◆ Data for this exercise ◆
-- -- --
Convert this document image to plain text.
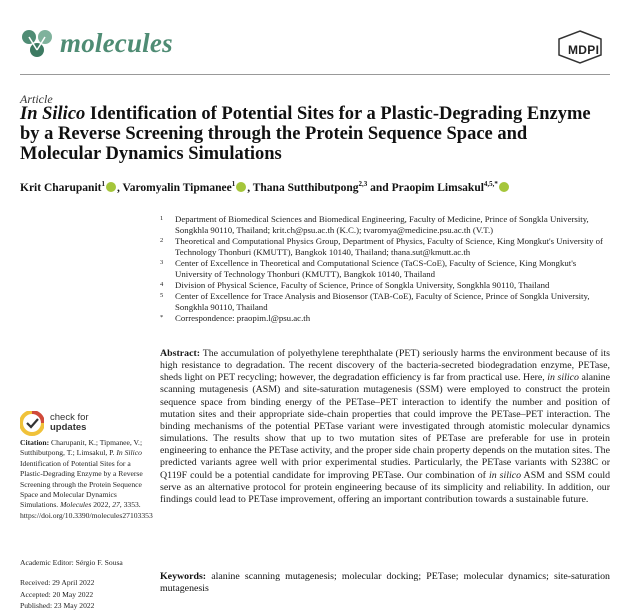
molecules	MDPI
Article
In Silico Identification of Potential Sites for a Plastic-Degrading Enzyme by a Reverse Screening through the Protein Sequence Space and Molecular Dynamics Simulations
Krit Charupanit$^1$ , Varomyalin Tipmanee$^1$ , Thana Sutthibutpong$^{2,3}$ and Praopim Limsakul$^{4,5,*}$
1 Department of Biomedical Sciences and Biomedical Engineering, Faculty of Medicine, Prince of Songkla University, Songkhla 90110, Thailand; krit.ch@psu.ac.th (K.C.); tvaromya@medicine.psu.ac.th (V.T.)
2 Theoretical and Computational Physics Group, Department of Physics, Faculty of Science, King Mongkut's University of Technology Thonburi (KMUTT), Bangkok 10140, Thailand; thana.sut@kmutt.ac.th
3 Center of Excellence in Theoretical and Computational Science (TaCS-CoE), Faculty of Science, King Mongkut's University of Technology Thonburi (KMUTT), Bangkok 10140, Thailand
4 Division of Physical Science, Faculty of Science, Prince of Songkla University, Songkhla 90110, Thailand
5 Center of Excellence for Trace Analysis and Biosensor (TAB-CoE), Faculty of Science, Prince of Songkla University, Songkhla 90110, Thailand
* Correspondence: praopim.l@psu.ac.th
Abstract: The accumulation of polyethylene terephthalate (PET) seriously harms the environment because of its high resistance to degradation. The recent discovery of the bacteria-secreted biodegradation enzyme, PETase, sheds light on PET recycling; however, the degradation efficiency is far from practical use. Here, in silico alanine scanning mutagenesis (ASM) and site-saturation mutagenesis (SSM) were employed to construct the protein sequence space from binding energy of the PETase–PET interaction to identify the number and position of mutation sites and their appropriate side-chain properties that could improve the PETase–PET interaction. The binding mechanisms of the potential PETase variant were investigated through atomistic molecular dynamics simulations. The results show that up to two mutation sites of PETase are preferable for use in protein engineering to enhance the PETase activity, and the proper side chain property depends on the mutation sites. The predicted variants agree well with prior experimental studies. Particularly, the PETase variants with S238C or Q119F could be a potential candidate for improving PETase. Our combination of in silico ASM and SSM could serve as an alternative protocol for protein engineering because of its simplicity and reliability. In addition, our findings could lead to PETase improvement, offering an important contribution towards a sustainable future.
Keywords: alanine scanning mutagenesis; molecular docking; PETase; molecular dynamics; site-saturation mutagenesis
check for
updates
Citation: Charupanit, K.; Tipmanee, V.; Sutthibutpong, T.; Limsakul, P. In Silico Identification of Potential Sites for a Plastic-Degrading Enzyme by a Reverse Screening through the Protein Sequence Space and Molecular Dynamics Simulations. Molecules 2022, 27, 3353. https://doi.org/10.3390/molecules27103353
Academic Editor: Sérgio F. Sousa
Received: 29 April 2022
Accepted: 20 May 2022
Published: 23 May 2022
-- -- --
◆ Exercise prompt ◆
Identify each line in the entries with the word "Plastic" and copy it.

◆ Response for this exercise ◆
In Silico Identification of Potential Sites for a Plastic-Degrading Enzyme by a Reverse Screening through the Protein Sequence Space and Molecular Dynamics Simulations
Citation: Charupanit, K.; Tipmanee, V.; Sutthibutpong, T.; Limsakul, P. In Silico Identification of Potential Sites for a Plastic-Degrading Enzyme by a Reverse Screening through the Protein Sequence Space and Molecular Dynamics Simulations. Molecules 2022, 27, 3353. https://doi.org/10.3390/molecules27103353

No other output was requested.